[Stored records]
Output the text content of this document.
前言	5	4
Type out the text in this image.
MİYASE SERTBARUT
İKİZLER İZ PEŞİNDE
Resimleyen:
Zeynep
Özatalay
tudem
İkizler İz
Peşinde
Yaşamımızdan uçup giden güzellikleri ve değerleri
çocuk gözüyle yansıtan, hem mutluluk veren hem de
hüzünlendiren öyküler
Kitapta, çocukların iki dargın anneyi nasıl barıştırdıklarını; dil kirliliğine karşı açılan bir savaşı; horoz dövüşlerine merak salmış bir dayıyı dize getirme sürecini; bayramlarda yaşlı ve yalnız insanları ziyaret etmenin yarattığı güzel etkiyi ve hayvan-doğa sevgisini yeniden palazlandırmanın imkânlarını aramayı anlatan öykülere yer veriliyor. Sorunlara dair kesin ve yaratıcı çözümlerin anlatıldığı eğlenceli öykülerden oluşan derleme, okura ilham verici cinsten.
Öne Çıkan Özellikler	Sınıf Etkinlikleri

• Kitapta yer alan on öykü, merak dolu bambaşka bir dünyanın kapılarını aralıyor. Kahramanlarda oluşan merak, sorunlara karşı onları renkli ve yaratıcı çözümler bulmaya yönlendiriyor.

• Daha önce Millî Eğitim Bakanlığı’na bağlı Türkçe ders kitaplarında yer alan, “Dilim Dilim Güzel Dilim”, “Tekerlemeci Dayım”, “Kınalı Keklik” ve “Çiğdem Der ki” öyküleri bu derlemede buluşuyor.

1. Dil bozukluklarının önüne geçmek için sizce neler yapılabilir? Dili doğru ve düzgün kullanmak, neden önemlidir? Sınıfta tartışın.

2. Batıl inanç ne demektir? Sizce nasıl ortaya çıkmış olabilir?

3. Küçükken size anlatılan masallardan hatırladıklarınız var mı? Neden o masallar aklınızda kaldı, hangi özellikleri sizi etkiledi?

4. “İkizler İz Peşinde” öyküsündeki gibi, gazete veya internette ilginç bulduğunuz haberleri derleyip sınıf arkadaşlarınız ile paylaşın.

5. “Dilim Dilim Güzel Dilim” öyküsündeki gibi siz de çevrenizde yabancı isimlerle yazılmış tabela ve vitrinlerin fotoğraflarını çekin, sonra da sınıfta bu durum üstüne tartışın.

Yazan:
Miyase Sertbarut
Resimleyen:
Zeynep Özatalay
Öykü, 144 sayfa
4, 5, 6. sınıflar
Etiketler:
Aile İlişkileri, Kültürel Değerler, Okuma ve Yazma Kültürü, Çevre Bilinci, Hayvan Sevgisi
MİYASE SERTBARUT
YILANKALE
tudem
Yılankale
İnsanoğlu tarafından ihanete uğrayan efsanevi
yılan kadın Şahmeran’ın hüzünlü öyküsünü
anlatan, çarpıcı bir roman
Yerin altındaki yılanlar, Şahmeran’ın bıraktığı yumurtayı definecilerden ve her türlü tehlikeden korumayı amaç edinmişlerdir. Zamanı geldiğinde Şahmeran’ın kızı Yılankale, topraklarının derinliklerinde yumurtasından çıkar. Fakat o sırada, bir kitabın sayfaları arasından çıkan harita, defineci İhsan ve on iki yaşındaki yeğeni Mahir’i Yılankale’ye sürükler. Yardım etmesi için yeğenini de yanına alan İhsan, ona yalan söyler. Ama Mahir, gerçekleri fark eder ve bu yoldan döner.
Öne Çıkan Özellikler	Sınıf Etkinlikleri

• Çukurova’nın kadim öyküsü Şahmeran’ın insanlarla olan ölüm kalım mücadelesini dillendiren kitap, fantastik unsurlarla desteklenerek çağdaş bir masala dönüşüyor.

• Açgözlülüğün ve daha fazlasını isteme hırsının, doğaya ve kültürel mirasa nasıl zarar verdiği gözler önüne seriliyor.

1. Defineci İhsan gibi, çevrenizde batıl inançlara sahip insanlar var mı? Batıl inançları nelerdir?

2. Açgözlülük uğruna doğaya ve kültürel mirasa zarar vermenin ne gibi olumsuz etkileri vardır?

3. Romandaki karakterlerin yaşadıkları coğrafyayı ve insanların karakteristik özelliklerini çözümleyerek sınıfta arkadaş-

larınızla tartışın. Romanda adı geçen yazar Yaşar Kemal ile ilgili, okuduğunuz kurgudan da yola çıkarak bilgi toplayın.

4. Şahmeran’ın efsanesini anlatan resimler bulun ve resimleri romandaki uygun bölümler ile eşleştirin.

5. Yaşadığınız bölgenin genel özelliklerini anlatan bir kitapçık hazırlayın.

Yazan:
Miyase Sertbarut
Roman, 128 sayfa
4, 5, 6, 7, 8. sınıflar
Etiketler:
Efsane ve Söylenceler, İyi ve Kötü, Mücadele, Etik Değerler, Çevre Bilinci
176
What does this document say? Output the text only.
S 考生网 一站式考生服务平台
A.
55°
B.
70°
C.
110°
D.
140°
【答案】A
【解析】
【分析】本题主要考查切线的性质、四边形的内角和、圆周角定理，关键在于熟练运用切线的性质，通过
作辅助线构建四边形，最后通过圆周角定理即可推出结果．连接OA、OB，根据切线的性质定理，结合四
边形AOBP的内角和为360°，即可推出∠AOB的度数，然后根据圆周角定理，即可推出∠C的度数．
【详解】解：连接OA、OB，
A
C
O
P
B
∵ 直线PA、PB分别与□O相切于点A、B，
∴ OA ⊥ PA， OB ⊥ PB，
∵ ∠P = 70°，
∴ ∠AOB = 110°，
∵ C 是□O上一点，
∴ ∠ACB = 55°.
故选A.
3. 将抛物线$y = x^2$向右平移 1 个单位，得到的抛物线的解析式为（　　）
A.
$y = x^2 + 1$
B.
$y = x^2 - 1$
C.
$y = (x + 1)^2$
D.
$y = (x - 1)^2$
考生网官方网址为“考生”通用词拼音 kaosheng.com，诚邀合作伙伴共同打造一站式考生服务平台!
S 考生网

**What is expected**
Read the entries and select each line where the word "önüne" is found.

**Exercise result**
1. Dil bozukluklarının önüne geçmek için sizce neler yapılabilir? Dili doğru ve düzgün kullanmak, neden önemlidir? Sınıfta tartışın.
• Açgözlülüğün ve daha fazlasını isteme hırsının, doğaya ve kültürel mirasa nasıl zarar verdiği gözler önüne seriliyor.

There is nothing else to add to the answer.